→ WHAT THIS EXERCISE ASKS:
a – Rewrite the volunteering text between "So, why aren’t" and "your work/life balance?", inclusive, swapping "lack of time" for "shortage of time".
b – Answer these questions from the volunteering text:
(i) What day does the text say it is today?
(ii) In what area in particular has volunteering been shown to benefit the volunteer?
(iii) What is the biggest barrier to volunteering in Australia?
c – Pick up the volunteering text after its final sentence and keep writing.

→ EXERCISE PASSAGE:
▼▼▼
Today is International Volunteer Day, when we give a nod to people everywhere who give a little of their spare time to worthy causes. Volunteering encompasses everything from running the sausage sizzle for your kid’s soccer team, to carrying supplies into war torn communities. Volunteers pick up the many jobs that governments simply don’t fund and our lives would be greatly impoverished without them. Without volunteers there’d be no more weekend sports for kids, charities would be stretched beyond their limits, and your favourite museums and galleries would have to close their doors, just to name a few. Volunteering has also been shown to benefit the volunteer, particularly in terms of mental health. There’s a warm glow to be had when you know you’re making a difference, as well as social opportunities and the chance to develop skills you might not find in your workplace.
So, why aren’t we all out there doing a whole lot more volunteering? The biggest barrier to volunteering in Australia is a lack of time; juggling work and family responsibilities can be challenging enough without trying to add extra tasks into the mix! But what if volunteering could actually improve your work/life balance?
▲▲▲
→ RECORD EXCERPTS:
▼▼▼
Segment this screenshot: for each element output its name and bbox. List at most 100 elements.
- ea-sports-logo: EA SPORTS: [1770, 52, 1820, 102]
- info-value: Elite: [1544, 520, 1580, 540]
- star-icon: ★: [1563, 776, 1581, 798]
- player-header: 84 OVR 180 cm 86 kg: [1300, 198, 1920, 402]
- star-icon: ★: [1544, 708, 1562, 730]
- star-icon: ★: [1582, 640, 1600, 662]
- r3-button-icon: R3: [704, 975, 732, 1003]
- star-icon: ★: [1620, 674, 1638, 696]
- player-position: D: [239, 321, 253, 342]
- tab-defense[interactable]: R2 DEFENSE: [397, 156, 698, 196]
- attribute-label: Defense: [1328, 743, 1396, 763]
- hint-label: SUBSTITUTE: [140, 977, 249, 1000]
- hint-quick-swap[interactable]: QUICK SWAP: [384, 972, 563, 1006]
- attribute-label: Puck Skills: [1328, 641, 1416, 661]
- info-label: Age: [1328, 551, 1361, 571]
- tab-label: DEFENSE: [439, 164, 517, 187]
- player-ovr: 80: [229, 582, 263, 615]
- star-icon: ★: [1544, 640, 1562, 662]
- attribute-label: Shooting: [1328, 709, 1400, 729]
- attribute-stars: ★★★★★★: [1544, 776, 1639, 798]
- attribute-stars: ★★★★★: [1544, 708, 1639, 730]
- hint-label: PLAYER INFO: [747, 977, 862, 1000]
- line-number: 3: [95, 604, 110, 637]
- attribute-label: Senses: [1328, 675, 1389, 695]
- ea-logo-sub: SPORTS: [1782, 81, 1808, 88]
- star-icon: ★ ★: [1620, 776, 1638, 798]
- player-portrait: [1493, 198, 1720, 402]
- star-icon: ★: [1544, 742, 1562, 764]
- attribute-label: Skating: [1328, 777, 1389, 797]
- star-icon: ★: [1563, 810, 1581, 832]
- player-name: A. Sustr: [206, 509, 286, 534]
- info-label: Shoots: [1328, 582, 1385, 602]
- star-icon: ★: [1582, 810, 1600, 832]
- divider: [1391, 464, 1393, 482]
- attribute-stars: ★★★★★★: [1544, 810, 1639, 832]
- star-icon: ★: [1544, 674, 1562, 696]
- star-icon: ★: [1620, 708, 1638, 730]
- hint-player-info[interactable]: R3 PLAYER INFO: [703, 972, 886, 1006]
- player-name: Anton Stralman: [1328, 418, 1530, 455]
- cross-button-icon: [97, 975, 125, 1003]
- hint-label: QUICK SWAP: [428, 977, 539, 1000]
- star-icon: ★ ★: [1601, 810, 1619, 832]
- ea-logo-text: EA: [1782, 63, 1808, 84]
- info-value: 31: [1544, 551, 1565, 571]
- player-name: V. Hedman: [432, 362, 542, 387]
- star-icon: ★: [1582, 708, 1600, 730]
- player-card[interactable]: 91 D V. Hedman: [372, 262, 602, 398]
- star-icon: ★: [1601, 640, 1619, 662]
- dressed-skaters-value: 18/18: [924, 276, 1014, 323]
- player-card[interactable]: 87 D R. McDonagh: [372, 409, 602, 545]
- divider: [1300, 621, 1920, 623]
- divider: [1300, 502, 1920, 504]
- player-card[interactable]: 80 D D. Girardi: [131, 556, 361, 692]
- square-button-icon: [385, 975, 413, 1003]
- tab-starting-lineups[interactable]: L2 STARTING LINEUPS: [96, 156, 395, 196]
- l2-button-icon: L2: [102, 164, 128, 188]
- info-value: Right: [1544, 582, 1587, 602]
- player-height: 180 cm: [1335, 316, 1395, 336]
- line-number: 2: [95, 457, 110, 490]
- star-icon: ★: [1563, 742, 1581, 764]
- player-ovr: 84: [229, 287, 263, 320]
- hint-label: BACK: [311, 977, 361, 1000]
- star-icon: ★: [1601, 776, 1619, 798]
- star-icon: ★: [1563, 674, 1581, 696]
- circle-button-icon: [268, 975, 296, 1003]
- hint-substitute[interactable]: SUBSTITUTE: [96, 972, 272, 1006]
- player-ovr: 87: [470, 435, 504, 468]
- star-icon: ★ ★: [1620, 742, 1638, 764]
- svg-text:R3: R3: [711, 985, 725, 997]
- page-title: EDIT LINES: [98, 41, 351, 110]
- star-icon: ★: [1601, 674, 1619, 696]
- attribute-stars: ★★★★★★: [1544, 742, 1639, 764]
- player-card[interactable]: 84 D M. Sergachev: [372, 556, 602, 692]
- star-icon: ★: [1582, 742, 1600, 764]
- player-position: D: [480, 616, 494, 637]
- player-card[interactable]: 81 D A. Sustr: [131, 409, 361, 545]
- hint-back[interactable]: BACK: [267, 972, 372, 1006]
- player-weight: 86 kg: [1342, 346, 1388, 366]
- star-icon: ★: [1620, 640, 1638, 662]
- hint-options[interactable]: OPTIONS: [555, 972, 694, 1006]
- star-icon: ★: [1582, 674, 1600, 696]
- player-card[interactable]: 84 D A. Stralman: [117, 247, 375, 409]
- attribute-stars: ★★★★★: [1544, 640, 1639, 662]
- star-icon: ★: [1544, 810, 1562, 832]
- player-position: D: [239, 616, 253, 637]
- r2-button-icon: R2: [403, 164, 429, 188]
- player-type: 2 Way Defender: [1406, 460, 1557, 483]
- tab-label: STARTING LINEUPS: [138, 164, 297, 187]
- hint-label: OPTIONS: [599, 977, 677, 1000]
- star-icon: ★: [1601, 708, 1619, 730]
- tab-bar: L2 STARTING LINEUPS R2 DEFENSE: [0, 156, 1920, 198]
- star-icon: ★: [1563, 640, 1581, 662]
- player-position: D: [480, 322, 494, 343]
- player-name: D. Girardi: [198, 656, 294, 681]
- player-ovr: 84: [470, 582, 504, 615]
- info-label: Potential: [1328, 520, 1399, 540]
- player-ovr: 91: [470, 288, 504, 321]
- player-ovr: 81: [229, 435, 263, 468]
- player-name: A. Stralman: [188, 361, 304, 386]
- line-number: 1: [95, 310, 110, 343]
▲▲▲
→ TASK-BY-TASK RESULTS:
a –
So, why aren’t we all out there doing a whole lot more volunteering? The biggest barrier to volunteering in Australia is a shortage of time; juggling work and family responsibilities can be challenging enough without trying to add extra tasks into the mix! But what if volunteering could actually improve your work/life balance?

b –
(i) International Volunteer Day
(ii) Mental health
(iii) A lack of time

c –
Here are 5 ways that volunteering can benefit YOU as well as the community
1. Too busy for quality family time? Why not volunteer as a family? A commitment to volunteering as a family is a commitment to working together as a team and communicating away from distractions. You will be modelling positive behaviour and social awareness lessons that will stick with your kids for life.
2. Always too busy for the gym? Make volunteering part of a bigger commitment to a healthy lifestyle by choosing a program that includes physical activity or life skills (community gardens, sports clubs or rubbish removal).
3. Frustrated at work? Use volunteering as a way to upskill or investigate another industry. Volunteering these days is well regulated (it’s not just about showing up and lending a hand) which means you get the benefit of training courses before you start – and references when you leave. Don’t be afraid to ask the volunteer organisations you want to work with exactly what they can offer you!
4. Struggling with parenting? Use volunteering as an opportunity for strategic education: choose a volunteer program that works with teens, or raises awareness for a particular cause that’s close to your family’s hearts. Volunteering looks great on your CV – and that goes for your kids as well. A child who has been involved in volunteering from a young age will have the edge over a child with nothing but school on their CV when it comes to early part time jobs.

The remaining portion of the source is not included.